# Forum Home Renovation Pergolas, Gazebos, Strombellas & Rotundas  Timber Slab

## SabreOne

I'm wanting to install a seasoned Timber Slab on our Deck Balustrade as a Bar, spanning approximately 2600mm, at a thickness of about 50mm....Will it need a centre support to prevent sagging? Would prefer not, but will put in a support if needed.... 
Thanks in advance.

----------


## SilentButDeadly

Sagging is unlikely to be an issue as long as it is a first class slab. However, twisting and end cracking over time can be unless the slab is sound, properly restrained and reasonably well sealed...and that's where the support comes in.

----------


## METRIX

> I'm wanting to install a seasoned Timber Slab on our Deck Balustrade as a Bar, spanning approximately 2600mm, at a thickness of about 50mm....Will it need a centre support to prevent sagging? Would prefer not, but will put in a support if needed.... 
> Thanks in advance.

  What timber is this slab made from ? 
What is the width of the slab

----------


## SabreOne

Don't have a slab yet, just researching, happy for suggestions though, width will be around 400 to 500mm, probably with a small return along back edge to prevent items being knocked over rear edge....

----------


## r3nov8or

A centred chrome pipe support under shouldn't detract

----------


## DEMAK Timber

You could powdercoat a bit of steel angle and rebate into the bottom of it?

----------


## r3nov8or

> You could powdercoat a bit of steel angle and rebate into the bottom of it?

   Good thinking! 
Or use a large angle rebated into the back edge, which can also provide the rear return/riser

----------


## DEMAK Timber

> Good thinking! 
> Or use a large angle rebated into the back edge, which can also provide the rear return/riser

  Why do I suddenly feel thirsty...?

----------


## SabreOne

Interesting, hadn't thought of those suggestions. Any suggestions to best species of timber?

----------


## DEMAK Timber

What material is the decking made from?

----------


## SabreOne

Just normal 90mm boards, painted. Has been down near 20 years, so nothing special.

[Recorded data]
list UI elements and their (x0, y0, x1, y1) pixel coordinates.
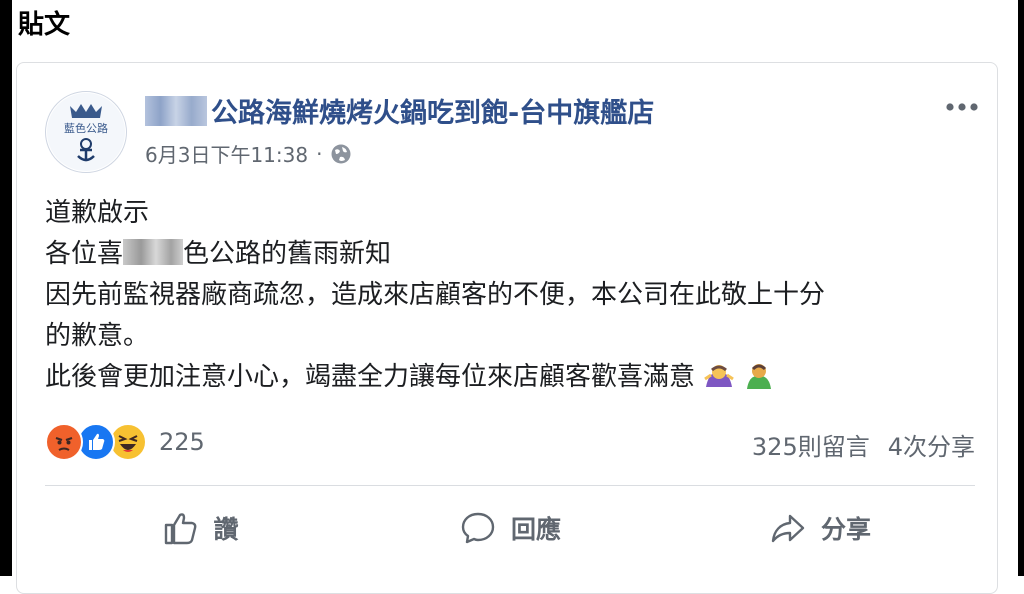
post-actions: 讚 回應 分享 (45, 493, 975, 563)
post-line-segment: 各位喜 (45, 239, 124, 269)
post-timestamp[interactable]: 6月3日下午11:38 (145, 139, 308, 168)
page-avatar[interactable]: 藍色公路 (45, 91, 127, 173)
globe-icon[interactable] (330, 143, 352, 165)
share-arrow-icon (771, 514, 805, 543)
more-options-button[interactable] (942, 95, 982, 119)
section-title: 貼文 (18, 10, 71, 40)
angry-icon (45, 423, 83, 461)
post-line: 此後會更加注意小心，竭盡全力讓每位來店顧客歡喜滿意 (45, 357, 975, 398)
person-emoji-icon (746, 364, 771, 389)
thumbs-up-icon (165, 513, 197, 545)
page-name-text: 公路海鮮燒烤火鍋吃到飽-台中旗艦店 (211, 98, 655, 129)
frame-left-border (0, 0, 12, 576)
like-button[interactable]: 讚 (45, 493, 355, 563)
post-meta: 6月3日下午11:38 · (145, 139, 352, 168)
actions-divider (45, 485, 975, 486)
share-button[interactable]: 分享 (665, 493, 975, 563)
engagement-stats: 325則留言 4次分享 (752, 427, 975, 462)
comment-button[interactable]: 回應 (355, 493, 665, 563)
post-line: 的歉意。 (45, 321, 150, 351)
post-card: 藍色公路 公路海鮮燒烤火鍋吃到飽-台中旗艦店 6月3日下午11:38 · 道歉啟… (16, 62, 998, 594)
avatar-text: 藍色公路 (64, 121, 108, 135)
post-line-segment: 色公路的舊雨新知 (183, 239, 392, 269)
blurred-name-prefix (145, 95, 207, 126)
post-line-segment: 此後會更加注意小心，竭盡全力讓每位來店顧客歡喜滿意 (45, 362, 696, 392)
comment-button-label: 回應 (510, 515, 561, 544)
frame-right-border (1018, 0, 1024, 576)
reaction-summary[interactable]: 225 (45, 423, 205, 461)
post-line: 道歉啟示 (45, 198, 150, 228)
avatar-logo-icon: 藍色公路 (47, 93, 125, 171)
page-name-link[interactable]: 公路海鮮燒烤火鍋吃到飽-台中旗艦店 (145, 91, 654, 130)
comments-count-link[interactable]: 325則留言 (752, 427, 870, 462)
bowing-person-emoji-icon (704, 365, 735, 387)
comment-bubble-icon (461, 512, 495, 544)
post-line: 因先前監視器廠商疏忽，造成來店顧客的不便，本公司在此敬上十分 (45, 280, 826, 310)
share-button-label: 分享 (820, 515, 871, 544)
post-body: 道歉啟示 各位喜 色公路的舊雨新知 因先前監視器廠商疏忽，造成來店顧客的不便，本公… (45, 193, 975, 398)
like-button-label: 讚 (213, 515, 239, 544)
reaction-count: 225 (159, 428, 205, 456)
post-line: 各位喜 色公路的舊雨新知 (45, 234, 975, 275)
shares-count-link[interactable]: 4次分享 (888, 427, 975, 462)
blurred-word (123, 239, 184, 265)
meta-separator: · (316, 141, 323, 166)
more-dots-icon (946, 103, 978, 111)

--

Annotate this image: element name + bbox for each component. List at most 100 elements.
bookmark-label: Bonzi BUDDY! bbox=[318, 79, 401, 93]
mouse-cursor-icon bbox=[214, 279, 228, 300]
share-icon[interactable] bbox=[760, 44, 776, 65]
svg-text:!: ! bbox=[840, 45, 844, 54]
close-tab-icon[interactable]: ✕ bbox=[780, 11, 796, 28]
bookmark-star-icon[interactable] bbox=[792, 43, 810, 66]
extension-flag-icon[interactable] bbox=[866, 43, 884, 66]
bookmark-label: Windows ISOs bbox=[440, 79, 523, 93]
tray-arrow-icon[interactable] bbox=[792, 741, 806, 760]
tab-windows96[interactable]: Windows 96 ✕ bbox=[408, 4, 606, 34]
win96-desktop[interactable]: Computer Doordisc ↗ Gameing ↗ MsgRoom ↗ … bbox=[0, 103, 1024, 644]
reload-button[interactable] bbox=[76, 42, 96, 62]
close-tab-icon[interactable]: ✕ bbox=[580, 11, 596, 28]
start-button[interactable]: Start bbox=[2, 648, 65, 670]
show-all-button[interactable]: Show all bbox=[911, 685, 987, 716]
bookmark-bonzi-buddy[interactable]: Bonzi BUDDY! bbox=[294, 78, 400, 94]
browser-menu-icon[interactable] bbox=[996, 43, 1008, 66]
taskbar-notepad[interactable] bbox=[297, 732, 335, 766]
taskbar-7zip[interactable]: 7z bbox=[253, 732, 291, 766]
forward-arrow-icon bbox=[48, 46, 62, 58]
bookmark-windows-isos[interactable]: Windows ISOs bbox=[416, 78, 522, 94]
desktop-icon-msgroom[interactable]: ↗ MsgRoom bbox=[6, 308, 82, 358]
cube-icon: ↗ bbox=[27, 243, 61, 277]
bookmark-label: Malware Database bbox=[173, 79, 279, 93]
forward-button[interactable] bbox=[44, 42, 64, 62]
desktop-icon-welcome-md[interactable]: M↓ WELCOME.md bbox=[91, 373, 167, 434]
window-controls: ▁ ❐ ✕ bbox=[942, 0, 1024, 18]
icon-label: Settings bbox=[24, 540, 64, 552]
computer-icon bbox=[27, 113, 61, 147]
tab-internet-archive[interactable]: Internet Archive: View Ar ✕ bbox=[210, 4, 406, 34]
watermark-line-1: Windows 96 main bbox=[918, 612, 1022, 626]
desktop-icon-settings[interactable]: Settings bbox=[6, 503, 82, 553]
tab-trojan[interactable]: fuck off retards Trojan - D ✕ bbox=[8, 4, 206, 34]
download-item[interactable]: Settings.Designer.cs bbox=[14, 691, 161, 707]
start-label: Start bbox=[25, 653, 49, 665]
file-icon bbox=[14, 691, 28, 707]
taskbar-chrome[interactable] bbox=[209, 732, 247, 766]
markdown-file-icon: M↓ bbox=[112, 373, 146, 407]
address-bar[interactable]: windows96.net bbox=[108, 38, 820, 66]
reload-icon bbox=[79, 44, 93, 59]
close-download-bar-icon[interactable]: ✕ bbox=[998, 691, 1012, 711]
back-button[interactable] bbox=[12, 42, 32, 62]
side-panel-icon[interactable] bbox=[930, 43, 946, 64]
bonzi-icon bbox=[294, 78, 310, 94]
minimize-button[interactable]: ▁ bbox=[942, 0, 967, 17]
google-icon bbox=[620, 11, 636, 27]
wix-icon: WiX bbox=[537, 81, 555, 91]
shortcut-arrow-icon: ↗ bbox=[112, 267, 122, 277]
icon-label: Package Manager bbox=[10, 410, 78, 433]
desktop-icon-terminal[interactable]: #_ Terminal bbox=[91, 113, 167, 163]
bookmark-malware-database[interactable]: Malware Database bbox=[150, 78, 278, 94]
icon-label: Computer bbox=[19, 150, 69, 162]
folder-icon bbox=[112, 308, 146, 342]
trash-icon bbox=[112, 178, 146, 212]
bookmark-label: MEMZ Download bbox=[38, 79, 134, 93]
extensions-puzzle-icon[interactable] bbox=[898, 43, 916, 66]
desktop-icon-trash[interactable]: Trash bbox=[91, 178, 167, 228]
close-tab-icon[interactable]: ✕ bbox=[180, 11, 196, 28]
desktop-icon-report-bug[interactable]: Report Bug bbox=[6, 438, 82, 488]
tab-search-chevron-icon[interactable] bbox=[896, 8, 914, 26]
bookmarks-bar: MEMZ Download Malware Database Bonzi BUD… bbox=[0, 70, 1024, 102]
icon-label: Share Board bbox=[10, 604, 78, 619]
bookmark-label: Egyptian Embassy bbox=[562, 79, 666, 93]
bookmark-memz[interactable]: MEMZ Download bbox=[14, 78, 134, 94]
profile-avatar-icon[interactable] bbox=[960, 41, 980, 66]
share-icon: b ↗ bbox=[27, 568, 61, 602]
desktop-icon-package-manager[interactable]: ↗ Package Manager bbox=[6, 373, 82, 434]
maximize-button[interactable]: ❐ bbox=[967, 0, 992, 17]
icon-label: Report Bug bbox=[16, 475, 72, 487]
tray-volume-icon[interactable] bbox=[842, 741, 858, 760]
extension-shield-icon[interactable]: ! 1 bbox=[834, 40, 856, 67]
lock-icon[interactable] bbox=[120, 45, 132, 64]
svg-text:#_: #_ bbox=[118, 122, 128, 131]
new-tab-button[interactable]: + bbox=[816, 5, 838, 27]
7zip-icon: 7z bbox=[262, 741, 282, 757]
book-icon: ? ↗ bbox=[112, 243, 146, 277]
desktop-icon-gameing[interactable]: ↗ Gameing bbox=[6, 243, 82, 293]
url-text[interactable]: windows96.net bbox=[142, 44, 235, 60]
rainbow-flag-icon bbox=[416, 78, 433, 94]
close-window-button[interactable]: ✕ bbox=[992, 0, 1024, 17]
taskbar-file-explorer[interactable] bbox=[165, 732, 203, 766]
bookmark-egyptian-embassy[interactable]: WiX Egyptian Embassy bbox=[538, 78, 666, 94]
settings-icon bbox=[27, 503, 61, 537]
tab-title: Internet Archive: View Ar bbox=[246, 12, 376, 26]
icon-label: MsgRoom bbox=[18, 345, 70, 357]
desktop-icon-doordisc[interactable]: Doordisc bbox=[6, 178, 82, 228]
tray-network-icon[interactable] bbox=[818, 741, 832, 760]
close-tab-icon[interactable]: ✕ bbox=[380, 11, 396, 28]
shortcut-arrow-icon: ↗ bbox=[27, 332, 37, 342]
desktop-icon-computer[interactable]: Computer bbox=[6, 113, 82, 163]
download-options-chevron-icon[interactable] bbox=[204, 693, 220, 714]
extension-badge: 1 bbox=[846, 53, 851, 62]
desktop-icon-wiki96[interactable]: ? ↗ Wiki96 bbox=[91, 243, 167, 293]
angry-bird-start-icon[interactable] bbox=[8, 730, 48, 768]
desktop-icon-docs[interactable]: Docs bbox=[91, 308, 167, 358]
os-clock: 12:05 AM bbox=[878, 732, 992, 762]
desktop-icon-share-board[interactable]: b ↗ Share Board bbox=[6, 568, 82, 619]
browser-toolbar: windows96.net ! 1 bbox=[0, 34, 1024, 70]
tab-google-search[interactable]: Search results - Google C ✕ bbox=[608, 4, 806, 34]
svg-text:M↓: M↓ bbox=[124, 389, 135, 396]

* * *

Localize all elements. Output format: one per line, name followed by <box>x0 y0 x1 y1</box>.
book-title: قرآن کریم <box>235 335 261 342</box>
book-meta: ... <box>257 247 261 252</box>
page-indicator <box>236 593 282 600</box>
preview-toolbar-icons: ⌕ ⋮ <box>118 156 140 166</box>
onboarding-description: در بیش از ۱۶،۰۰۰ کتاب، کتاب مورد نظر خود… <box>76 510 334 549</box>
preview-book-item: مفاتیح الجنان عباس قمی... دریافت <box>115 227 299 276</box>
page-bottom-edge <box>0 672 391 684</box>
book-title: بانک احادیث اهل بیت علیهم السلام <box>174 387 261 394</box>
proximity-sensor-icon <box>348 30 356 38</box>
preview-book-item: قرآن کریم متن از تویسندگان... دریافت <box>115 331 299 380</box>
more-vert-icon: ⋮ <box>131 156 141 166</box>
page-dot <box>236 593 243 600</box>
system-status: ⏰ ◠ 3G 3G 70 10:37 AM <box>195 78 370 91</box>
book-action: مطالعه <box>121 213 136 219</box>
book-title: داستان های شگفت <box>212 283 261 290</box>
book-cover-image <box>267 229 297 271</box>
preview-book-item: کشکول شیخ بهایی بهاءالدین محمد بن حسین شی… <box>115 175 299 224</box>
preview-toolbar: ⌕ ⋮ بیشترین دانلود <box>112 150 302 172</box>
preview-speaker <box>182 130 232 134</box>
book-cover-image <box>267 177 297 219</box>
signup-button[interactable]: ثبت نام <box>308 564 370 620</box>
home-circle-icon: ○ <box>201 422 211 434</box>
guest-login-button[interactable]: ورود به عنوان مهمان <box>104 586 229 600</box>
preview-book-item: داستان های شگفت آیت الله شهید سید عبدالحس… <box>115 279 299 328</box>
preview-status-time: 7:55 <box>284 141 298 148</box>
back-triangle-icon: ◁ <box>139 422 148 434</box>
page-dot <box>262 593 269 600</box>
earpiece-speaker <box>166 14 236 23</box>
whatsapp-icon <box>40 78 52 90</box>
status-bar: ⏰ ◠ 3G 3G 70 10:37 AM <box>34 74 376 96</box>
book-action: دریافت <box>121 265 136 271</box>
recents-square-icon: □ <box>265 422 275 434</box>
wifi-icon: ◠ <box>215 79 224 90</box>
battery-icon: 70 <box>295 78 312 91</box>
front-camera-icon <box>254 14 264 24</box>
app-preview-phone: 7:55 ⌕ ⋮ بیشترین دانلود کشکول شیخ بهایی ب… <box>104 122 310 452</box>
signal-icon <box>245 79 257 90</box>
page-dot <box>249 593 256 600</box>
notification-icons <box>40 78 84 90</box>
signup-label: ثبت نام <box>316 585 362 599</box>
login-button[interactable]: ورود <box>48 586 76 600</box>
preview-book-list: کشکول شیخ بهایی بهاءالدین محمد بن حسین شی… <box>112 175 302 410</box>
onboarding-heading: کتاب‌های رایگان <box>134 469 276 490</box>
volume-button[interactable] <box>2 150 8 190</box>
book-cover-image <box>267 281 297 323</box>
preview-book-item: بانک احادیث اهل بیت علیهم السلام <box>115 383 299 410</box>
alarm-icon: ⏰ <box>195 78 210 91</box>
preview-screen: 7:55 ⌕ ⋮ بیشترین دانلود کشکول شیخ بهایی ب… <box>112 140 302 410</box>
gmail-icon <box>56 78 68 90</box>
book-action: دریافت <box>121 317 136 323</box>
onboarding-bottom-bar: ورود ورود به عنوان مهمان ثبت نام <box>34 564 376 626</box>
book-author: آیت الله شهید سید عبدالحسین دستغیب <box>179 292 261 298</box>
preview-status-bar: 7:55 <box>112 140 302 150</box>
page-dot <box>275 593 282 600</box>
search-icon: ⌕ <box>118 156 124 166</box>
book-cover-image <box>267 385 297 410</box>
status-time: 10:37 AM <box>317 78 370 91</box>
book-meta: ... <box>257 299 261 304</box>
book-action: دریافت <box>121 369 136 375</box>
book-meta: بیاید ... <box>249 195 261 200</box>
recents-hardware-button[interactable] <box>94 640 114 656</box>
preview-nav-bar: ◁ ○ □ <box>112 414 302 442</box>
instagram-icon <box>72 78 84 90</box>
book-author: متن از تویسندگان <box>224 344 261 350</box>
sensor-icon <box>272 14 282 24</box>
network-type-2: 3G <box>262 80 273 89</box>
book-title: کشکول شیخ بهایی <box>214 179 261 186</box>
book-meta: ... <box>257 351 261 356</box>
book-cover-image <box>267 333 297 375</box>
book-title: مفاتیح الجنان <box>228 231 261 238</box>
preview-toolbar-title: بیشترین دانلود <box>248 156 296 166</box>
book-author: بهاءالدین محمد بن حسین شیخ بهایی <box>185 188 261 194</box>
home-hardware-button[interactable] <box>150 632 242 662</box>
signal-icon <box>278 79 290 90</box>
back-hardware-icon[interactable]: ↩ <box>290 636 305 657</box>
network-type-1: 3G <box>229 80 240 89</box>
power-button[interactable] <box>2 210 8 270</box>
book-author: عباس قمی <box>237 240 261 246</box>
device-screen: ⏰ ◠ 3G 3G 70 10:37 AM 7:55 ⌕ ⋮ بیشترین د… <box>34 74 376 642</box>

**GOALS**.
**1)** Answer these questions using the forum thread about the timber slab bar:
(a) What span and thickness does SabreOne plan for the slab?
(b) What width does SabreOne expect the slab to be?
(c) What kind of support does r3nov8or first suggest?
**2)** Output the stretch of the timber slab bar thread from "## SilentButDeadly" through "made from ?".
**3)** Go on with the timber slab bar thread from where it stops.

**RESULTS FOR THE EXERCISE**.
**1)**
(a) A span of approximately 2600mm and a thickness of about 50mm.
(b) Around 400 to 500mm.
(c) A centred chrome pipe support under the slab.

**2)**
## SilentButDeadly

Sagging is unlikely to be an issue as long as it is a first class slab. However, twisting and end cracking over time can be unless the slab is sound, properly restrained and reasonably well sealed...and that's where the support comes in.

----------


## METRIX

> I'm wanting to install a seasoned Timber Slab on our Deck Balustrade as a Bar, spanning approximately 2600mm, at a thickness of about 50mm....Will it need a centre support to prevent sagging? Would prefer not, but will put in a support if needed.... 
> Thanks in advance.

  What timber is this slab made from ?

**3)**
----------


## METRIX

> Just normal 90mm boards, painted. Has been down near 20 years, so nothing special.

  Is the area exposed to the weather, or undercover ? 
I would go for something like Blackbutt or Camphor Laurel, I really like the look of the Camphor. 
Below is what Camphor looks like in slab format and finished, whatever you choose I would put galvanized angle underneath it routed in flush to stop any bowing, especially something like camphor as it's a much lighter timber and may bow over that span unsupported, no need for legs. 
Below is another option, I make these outdoor floating type tables, using a ladder frame and standard decking boards. 
Camphor Laurel raw slab   
Camphor slabs finished   
Spotted Gum decking     
Blackbutt Decking

----------


## SabreOne

Yes it is undercover, however being on the Balustrade it  is subject to blow in rain and morning sun.  
Nice job with the Tables....

----------


## METRIX

I wouldn't put Blackbutt outside if it's going to get exposed, as much as it's a beautiful timber it cracks, and splits if exposed to the weather.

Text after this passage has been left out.